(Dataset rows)
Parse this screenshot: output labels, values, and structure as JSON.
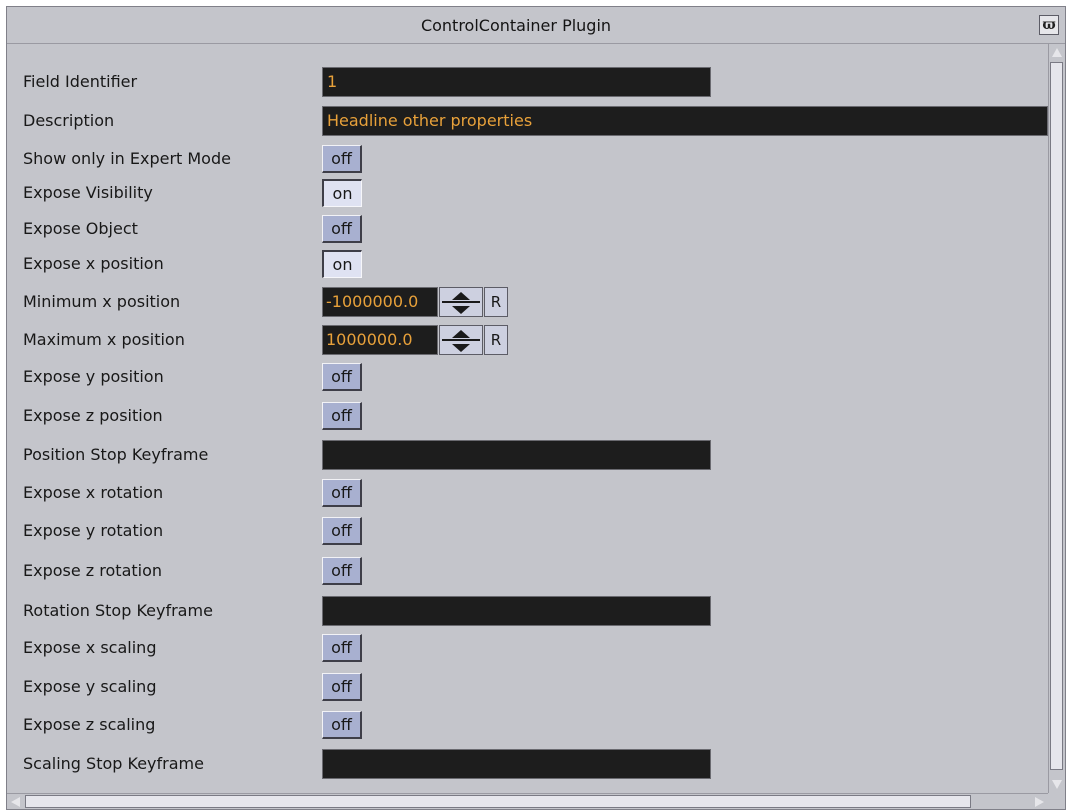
{
  "window": {
    "title": "ControlContainer Plugin",
    "close_icon": "window-close-icon"
  },
  "colors": {
    "panel_bg": "#c4c5cb",
    "field_bg": "#1d1d1d",
    "field_text": "#e8a13a",
    "toggle_bg": "#a8b0d0"
  },
  "fields": {
    "field_identifier": {
      "label": "Field Identifier",
      "value": "1"
    },
    "description": {
      "label": "Description",
      "value": "Headline other properties"
    },
    "show_only_expert": {
      "label": "Show only in Expert Mode",
      "value": "off"
    },
    "expose_visibility": {
      "label": "Expose Visibility",
      "value": "on"
    },
    "expose_object": {
      "label": "Expose Object",
      "value": "off"
    },
    "expose_x_position": {
      "label": "Expose x position",
      "value": "on"
    },
    "min_x_position": {
      "label": "Minimum x position",
      "value": "-1000000.0",
      "reset": "R"
    },
    "max_x_position": {
      "label": "Maximum x position",
      "value": "1000000.0",
      "reset": "R"
    },
    "expose_y_position": {
      "label": "Expose y position",
      "value": "off"
    },
    "expose_z_position": {
      "label": "Expose z position",
      "value": "off"
    },
    "position_stop_keyframe": {
      "label": "Position Stop Keyframe",
      "value": ""
    },
    "expose_x_rotation": {
      "label": "Expose x rotation",
      "value": "off"
    },
    "expose_y_rotation": {
      "label": "Expose y rotation",
      "value": "off"
    },
    "expose_z_rotation": {
      "label": "Expose z rotation",
      "value": "off"
    },
    "rotation_stop_keyframe": {
      "label": "Rotation Stop Keyframe",
      "value": ""
    },
    "expose_x_scaling": {
      "label": "Expose x scaling",
      "value": "off"
    },
    "expose_y_scaling": {
      "label": "Expose y scaling",
      "value": "off"
    },
    "expose_z_scaling": {
      "label": "Expose z scaling",
      "value": "off"
    },
    "scaling_stop_keyframe": {
      "label": "Scaling Stop Keyframe",
      "value": ""
    }
  }
}
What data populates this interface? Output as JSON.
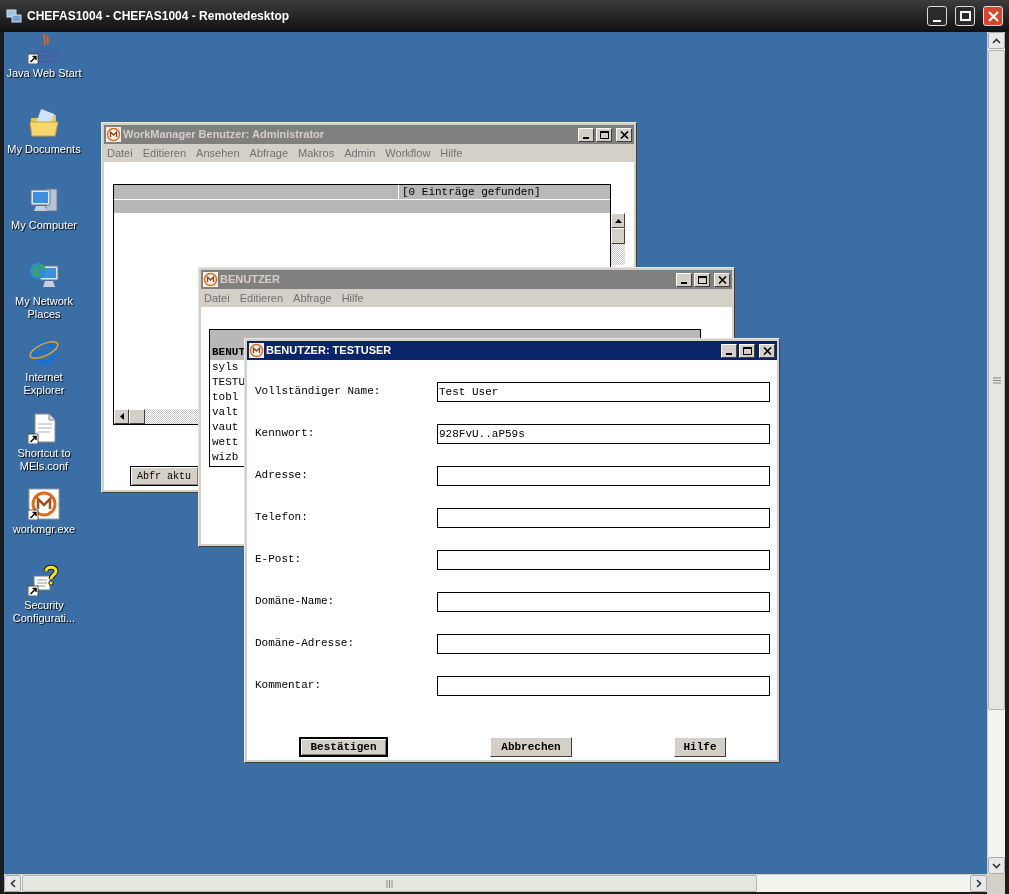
{
  "remote_window": {
    "title": "CHEFAS1004 - CHEFAS1004 - Remotedesktop"
  },
  "desktop_icons": [
    {
      "kind": "java",
      "label": "Java Web Start",
      "shortcut": true
    },
    {
      "kind": "folder",
      "label": "My Documents",
      "shortcut": false
    },
    {
      "kind": "computer",
      "label": "My Computer",
      "shortcut": false
    },
    {
      "kind": "network",
      "label": "My Network Places",
      "shortcut": false
    },
    {
      "kind": "browser",
      "label": "Internet Explorer",
      "shortcut": false
    },
    {
      "kind": "document",
      "label": "Shortcut to MEls.conf",
      "shortcut": true
    },
    {
      "kind": "app",
      "label": "workmgr.exe",
      "shortcut": true
    },
    {
      "kind": "security",
      "label": "Security Configurati...",
      "shortcut": true
    }
  ],
  "windows": [
    {
      "title": "WorkManager Benutzer: Administrator",
      "active": false,
      "menu": [
        "Datei",
        "Editieren",
        "Ansehen",
        "Abfrage",
        "Makros",
        "Admin",
        "Workflow",
        "Hilfe"
      ],
      "table": {
        "status": "[0 Einträge gefunden]"
      },
      "button": "Abfr aktu"
    },
    {
      "title": "BENUTZER",
      "active": false,
      "menu": [
        "Datei",
        "Editieren",
        "Abfrage",
        "Hilfe"
      ],
      "list": [
        {
          "text": "BENUT",
          "selected": true
        },
        {
          "text": "syls",
          "selected": false
        },
        {
          "text": "TESTU",
          "selected": false
        },
        {
          "text": "tobl",
          "selected": false
        },
        {
          "text": "valt",
          "selected": false
        },
        {
          "text": "vaut",
          "selected": false
        },
        {
          "text": "wett",
          "selected": false
        },
        {
          "text": "wizb",
          "selected": false
        }
      ]
    },
    {
      "title": "BENUTZER: TESTUSER",
      "active": true,
      "form": [
        {
          "label": "Vollständiger Name:",
          "value": "Test User"
        },
        {
          "label": "Kennwort:",
          "value": "928FvU..aP59s"
        },
        {
          "label": "Adresse:"
        },
        {
          "label": "Telefon:"
        },
        {
          "label": "E-Post:"
        },
        {
          "label": "Domäne-Name:"
        },
        {
          "label": "Domäne-Adresse:"
        },
        {
          "label": "Kommentar:"
        }
      ],
      "buttons": [
        {
          "label": "Bestätigen",
          "default": true
        },
        {
          "label": "Abbrechen",
          "default": false
        },
        {
          "label": "Hilfe",
          "default": false
        }
      ]
    }
  ]
}
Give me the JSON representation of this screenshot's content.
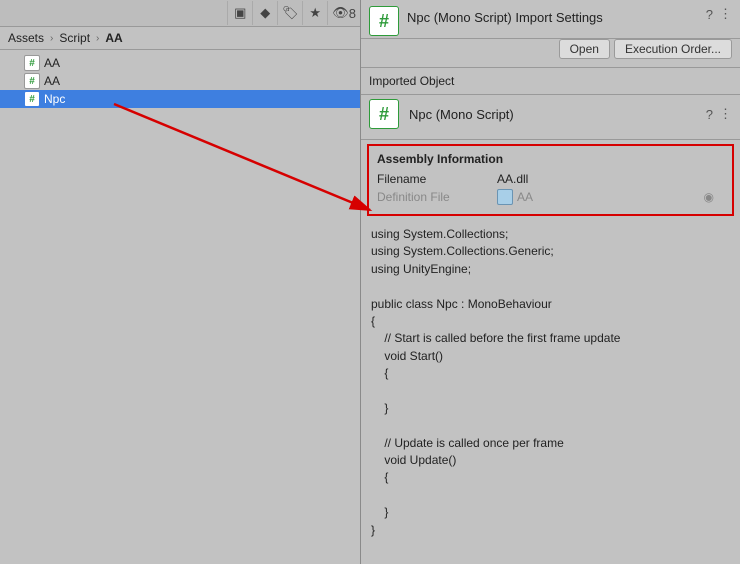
{
  "left_toolbar": {
    "count_label": "8"
  },
  "breadcrumb": {
    "root": "Assets",
    "mid": "Script",
    "leaf": "AA"
  },
  "tree": {
    "items": [
      {
        "icon": "#",
        "label": "AA"
      },
      {
        "icon": "#",
        "label": "AA"
      },
      {
        "icon": "#",
        "label": "Npc"
      }
    ]
  },
  "inspector": {
    "header": {
      "icon": "#",
      "title": "Npc (Mono Script) Import Settings"
    },
    "buttons": {
      "open": "Open",
      "exec_order": "Execution Order..."
    },
    "imported_label": "Imported Object",
    "object": {
      "icon": "#",
      "title": "Npc (Mono Script)"
    },
    "assembly": {
      "heading": "Assembly Information",
      "filename_label": "Filename",
      "filename_value": "AA.dll",
      "deffile_label": "Definition File",
      "deffile_value": "AA"
    },
    "code": "using System.Collections;\nusing System.Collections.Generic;\nusing UnityEngine;\n\npublic class Npc : MonoBehaviour\n{\n    // Start is called before the first frame update\n    void Start()\n    {\n        \n    }\n\n    // Update is called once per frame\n    void Update()\n    {\n        \n    }\n}"
  }
}
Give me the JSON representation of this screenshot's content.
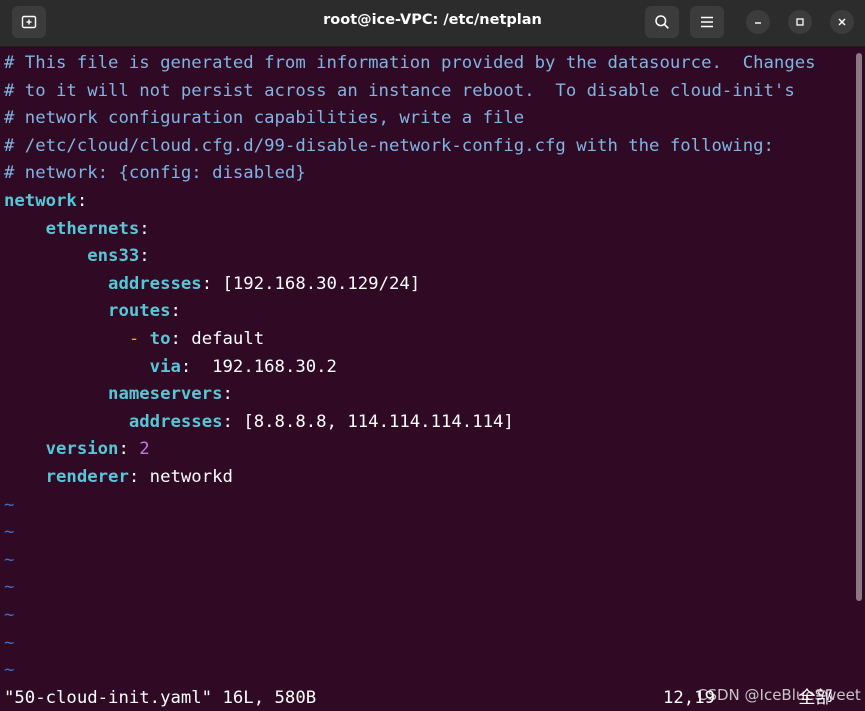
{
  "window": {
    "title": "root@ice-VPC: /etc/netplan"
  },
  "titlebar": {
    "new_tab_icon": "new-tab-icon",
    "search_icon": "search-icon",
    "menu_icon": "hamburger-menu-icon",
    "minimize_icon": "minimize-icon",
    "maximize_icon": "maximize-icon",
    "close_icon": "close-icon"
  },
  "colors": {
    "background": "#300a24",
    "titlebar": "#2c2c2c",
    "comment": "#7fb4e3",
    "key": "#56c7d6",
    "list_dash": "#e3a72f",
    "number": "#c678dd",
    "tilde": "#3d6fc4"
  },
  "editor": {
    "lines": [
      {
        "comment": "# This file is generated from information provided by the datasource.  Changes"
      },
      {
        "comment": "# to it will not persist across an instance reboot.  To disable cloud-init's"
      },
      {
        "comment": "# network configuration capabilities, write a file"
      },
      {
        "comment": "# /etc/cloud/cloud.cfg.d/99-disable-network-config.cfg with the following:"
      },
      {
        "comment": "# network: {config: disabled}"
      },
      {
        "key": "network",
        "sep": ":"
      },
      {
        "indent": "    ",
        "key": "ethernets",
        "sep": ":"
      },
      {
        "indent": "        ",
        "key": "ens33",
        "sep": ":"
      },
      {
        "indent": "          ",
        "key": "addresses",
        "sep": ": ",
        "value": "[192.168.30.129/24]"
      },
      {
        "indent": "          ",
        "key": "routes",
        "sep": ":"
      },
      {
        "indent": "            ",
        "dash": "- ",
        "key": "to",
        "sep": ": ",
        "value": "default"
      },
      {
        "indent": "              ",
        "key": "via",
        "sep": ":  ",
        "value": "192.168.30.2"
      },
      {
        "indent": "          ",
        "key": "nameservers",
        "sep": ":"
      },
      {
        "indent": "            ",
        "key": "addresses",
        "sep": ": ",
        "value": "[8.8.8.8, 114.114.114.114]"
      },
      {
        "indent": "    ",
        "key": "version",
        "sep": ": ",
        "number": "2"
      },
      {
        "indent": "    ",
        "key": "renderer",
        "sep": ": ",
        "value": "networkd"
      }
    ],
    "tildes": [
      "~",
      "~",
      "~",
      "~",
      "~",
      "~",
      "~"
    ]
  },
  "statusbar": {
    "file_info": "\"50-cloud-init.yaml\" 16L, 580B",
    "cursor_pos": "12,19",
    "scroll_pos": "全部"
  },
  "watermark": "CSDN @IceBlueSweet"
}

▶ _Task details_:
Scan the listing above. Gather each line that contains the word "Domäne".

▶ _Exercise solution_:
          "label": "Domäne-Name:"
          "label": "Domäne-Adresse:"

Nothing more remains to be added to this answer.